What to work on: Transcribe each record below word for word.

-- start Data in this exercise --

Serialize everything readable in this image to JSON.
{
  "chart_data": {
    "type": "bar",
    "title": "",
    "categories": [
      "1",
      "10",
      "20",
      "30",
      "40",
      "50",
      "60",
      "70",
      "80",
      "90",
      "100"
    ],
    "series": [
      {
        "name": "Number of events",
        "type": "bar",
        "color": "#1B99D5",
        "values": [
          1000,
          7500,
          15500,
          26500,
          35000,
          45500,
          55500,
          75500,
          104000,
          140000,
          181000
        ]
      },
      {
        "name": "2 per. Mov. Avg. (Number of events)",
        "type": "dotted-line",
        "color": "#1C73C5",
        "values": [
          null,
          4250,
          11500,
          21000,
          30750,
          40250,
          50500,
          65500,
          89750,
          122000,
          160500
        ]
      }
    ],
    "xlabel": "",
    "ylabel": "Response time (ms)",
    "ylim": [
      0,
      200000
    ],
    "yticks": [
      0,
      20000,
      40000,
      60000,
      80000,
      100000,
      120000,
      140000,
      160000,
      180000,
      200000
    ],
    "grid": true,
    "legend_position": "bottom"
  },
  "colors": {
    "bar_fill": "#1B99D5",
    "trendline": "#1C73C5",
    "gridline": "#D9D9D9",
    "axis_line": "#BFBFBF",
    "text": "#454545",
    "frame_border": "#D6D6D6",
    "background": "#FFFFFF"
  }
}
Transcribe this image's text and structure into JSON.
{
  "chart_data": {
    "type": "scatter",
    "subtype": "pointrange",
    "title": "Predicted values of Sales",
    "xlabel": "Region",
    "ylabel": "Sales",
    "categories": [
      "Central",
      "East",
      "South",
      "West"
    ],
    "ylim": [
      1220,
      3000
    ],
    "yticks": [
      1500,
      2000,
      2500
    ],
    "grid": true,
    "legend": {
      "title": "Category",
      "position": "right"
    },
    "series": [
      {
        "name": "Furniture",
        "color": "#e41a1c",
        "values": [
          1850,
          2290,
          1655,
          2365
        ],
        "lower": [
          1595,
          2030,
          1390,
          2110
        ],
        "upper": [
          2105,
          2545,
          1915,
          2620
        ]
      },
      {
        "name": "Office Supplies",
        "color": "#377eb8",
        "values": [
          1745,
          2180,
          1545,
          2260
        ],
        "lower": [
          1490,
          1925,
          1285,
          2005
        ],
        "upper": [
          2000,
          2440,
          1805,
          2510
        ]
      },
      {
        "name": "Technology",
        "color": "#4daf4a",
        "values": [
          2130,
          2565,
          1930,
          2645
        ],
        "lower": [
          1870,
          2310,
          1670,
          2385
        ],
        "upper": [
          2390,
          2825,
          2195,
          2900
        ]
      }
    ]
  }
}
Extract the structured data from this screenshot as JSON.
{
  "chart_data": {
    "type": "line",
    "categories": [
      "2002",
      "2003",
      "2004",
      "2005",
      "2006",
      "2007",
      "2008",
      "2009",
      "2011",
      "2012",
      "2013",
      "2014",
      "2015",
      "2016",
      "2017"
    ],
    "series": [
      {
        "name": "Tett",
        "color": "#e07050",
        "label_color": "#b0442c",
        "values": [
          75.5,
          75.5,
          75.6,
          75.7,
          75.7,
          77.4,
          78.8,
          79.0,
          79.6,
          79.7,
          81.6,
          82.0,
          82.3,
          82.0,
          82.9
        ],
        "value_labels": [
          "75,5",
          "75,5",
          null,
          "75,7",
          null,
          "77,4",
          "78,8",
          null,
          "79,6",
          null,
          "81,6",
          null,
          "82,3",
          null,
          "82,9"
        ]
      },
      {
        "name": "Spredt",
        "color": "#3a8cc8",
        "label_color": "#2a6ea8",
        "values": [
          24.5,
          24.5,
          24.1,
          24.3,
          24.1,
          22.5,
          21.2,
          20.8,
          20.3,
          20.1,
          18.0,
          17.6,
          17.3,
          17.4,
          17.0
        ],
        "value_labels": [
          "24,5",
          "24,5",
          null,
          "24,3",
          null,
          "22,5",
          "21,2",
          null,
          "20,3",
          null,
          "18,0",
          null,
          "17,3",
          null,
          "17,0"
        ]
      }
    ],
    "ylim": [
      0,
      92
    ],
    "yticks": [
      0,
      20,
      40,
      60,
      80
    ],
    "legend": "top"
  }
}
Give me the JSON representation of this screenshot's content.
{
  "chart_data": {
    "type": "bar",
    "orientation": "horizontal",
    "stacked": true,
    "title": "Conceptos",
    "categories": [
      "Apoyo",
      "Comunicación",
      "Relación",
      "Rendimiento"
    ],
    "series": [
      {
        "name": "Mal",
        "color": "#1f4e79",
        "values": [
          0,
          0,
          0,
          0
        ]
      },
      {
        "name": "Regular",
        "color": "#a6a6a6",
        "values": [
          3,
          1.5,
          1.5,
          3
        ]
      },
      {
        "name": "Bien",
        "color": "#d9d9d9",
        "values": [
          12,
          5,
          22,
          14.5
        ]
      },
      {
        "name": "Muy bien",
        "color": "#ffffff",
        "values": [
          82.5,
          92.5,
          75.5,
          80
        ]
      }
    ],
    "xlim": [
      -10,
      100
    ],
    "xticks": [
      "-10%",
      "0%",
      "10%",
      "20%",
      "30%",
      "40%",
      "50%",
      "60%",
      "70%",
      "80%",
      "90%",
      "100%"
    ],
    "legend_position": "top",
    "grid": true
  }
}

-- end Data in this exercise --

Answer to this task:
Serialize everything readable in this image to JSON.
{
  "chart_data": {
    "type": "bar",
    "title": "",
    "categories": [
      "1",
      "10",
      "20",
      "30",
      "40",
      "50",
      "60",
      "70",
      "80",
      "90",
      "100"
    ],
    "series": [
      {
        "name": "Number of events",
        "type": "bar",
        "color": "#1B99D5",
        "values": [
          1000,
          7500,
          15500,
          26500,
          35000,
          45500,
          55500,
          75500,
          104000,
          140000,
          181000
        ]
      },
      {
        "name": "2 per. Mov. Avg. (Number of events)",
        "type": "dotted-line",
        "color": "#1C73C5",
        "values": [
          null,
          4250,
          11500,
          21000,
          30750,
          40250,
          50500,
          65500,
          89750,
          122000,
          160500
        ]
      }
    ],
    "xlabel": "",
    "ylabel": "Response time (ms)",
    "ylim": [
      0,
      200000
    ],
    "yticks": [
      0,
      20000,
      40000,
      60000,
      80000,
      100000,
      120000,
      140000,
      160000,
      180000,
      200000
    ],
    "grid": true,
    "legend_position": "bottom"
  },
  "colors": {
    "bar_fill": "#1B99D5",
    "trendline": "#1C73C5",
    "gridline": "#D9D9D9",
    "axis_line": "#BFBFBF",
    "text": "#454545",
    "frame_border": "#D6D6D6",
    "background": "#FFFFFF"
  }
}
Transcribe this image's text and structure into JSON.
{
  "chart_data": {
    "type": "scatter",
    "subtype": "pointrange",
    "title": "Predicted values of Sales",
    "xlabel": "Region",
    "ylabel": "Sales",
    "categories": [
      "Central",
      "East",
      "South",
      "West"
    ],
    "ylim": [
      1220,
      3000
    ],
    "yticks": [
      1500,
      2000,
      2500
    ],
    "grid": true,
    "legend": {
      "title": "Category",
      "position": "right"
    },
    "series": [
      {
        "name": "Furniture",
        "color": "#e41a1c",
        "values": [
          1850,
          2290,
          1655,
          2365
        ],
        "lower": [
          1595,
          2030,
          1390,
          2110
        ],
        "upper": [
          2105,
          2545,
          1915,
          2620
        ]
      },
      {
        "name": "Office Supplies",
        "color": "#377eb8",
        "values": [
          1745,
          2180,
          1545,
          2260
        ],
        "lower": [
          1490,
          1925,
          1285,
          2005
        ],
        "upper": [
          2000,
          2440,
          1805,
          2510
        ]
      },
      {
        "name": "Technology",
        "color": "#4daf4a",
        "values": [
          2130,
          2565,
          1930,
          2645
        ],
        "lower": [
          1870,
          2310,
          1670,
          2385
        ],
        "upper": [
          2390,
          2825,
          2195,
          2900
        ]
      }
    ]
  }
}
Extract the structured data from this screenshot as JSON.
{
  "chart_data": {
    "type": "line",
    "categories": [
      "2002",
      "2003",
      "2004",
      "2005",
      "2006",
      "2007",
      "2008",
      "2009",
      "2011",
      "2012",
      "2013",
      "2014",
      "2015",
      "2016",
      "2017"
    ],
    "series": [
      {
        "name": "Tett",
        "color": "#e07050",
        "label_color": "#b0442c",
        "values": [
          75.5,
          75.5,
          75.6,
          75.7,
          75.7,
          77.4,
          78.8,
          79.0,
          79.6,
          79.7,
          81.6,
          82.0,
          82.3,
          82.0,
          82.9
        ],
        "value_labels": [
          "75,5",
          "75,5",
          null,
          "75,7",
          null,
          "77,4",
          "78,8",
          null,
          "79,6",
          null,
          "81,6",
          null,
          "82,3",
          null,
          "82,9"
        ]
      },
      {
        "name": "Spredt",
        "color": "#3a8cc8",
        "label_color": "#2a6ea8",
        "values": [
          24.5,
          24.5,
          24.1,
          24.3,
          24.1,
          22.5,
          21.2,
          20.8,
          20.3,
          20.1,
          18.0,
          17.6,
          17.3,
          17.4,
          17.0
        ],
        "value_labels": [
          "24,5",
          "24,5",
          null,
          "24,3",
          null,
          "22,5",
          "21,2",
          null,
          "20,3",
          null,
          "18,0",
          null,
          "17,3",
          null,
          "17,0"
        ]
      }
    ],
    "ylim": [
      0,
      92
    ],
    "yticks": [
      0,
      20,
      40,
      60,
      80
    ],
    "legend": "top"
  }
}
Give me the JSON representation of this screenshot's content.
{
  "chart_data": {
    "type": "bar",
    "orientation": "horizontal",
    "stacked": true,
    "title": "Conceptos",
    "categories": [
      "Apoyo",
      "Comunicación",
      "Relación",
      "Rendimiento"
    ],
    "series": [
      {
        "name": "Mal",
        "color": "#1f4e79",
        "values": [
          0,
          0,
          0,
          0
        ]
      },
      {
        "name": "Regular",
        "color": "#a6a6a6",
        "values": [
          3,
          1.5,
          1.5,
          3
        ]
      },
      {
        "name": "Bien",
        "color": "#d9d9d9",
        "values": [
          12,
          5,
          22,
          14.5
        ]
      },
      {
        "name": "Muy bien",
        "color": "#ffffff",
        "values": [
          82.5,
          92.5,
          75.5,
          80
        ]
      }
    ],
    "xlim": [
      -10,
      100
    ],
    "xticks": [
      "-10%",
      "0%",
      "10%",
      "20%",
      "30%",
      "40%",
      "50%",
      "60%",
      "70%",
      "80%",
      "90%",
      "100%"
    ],
    "legend_position": "top",
    "grid": true
  }
}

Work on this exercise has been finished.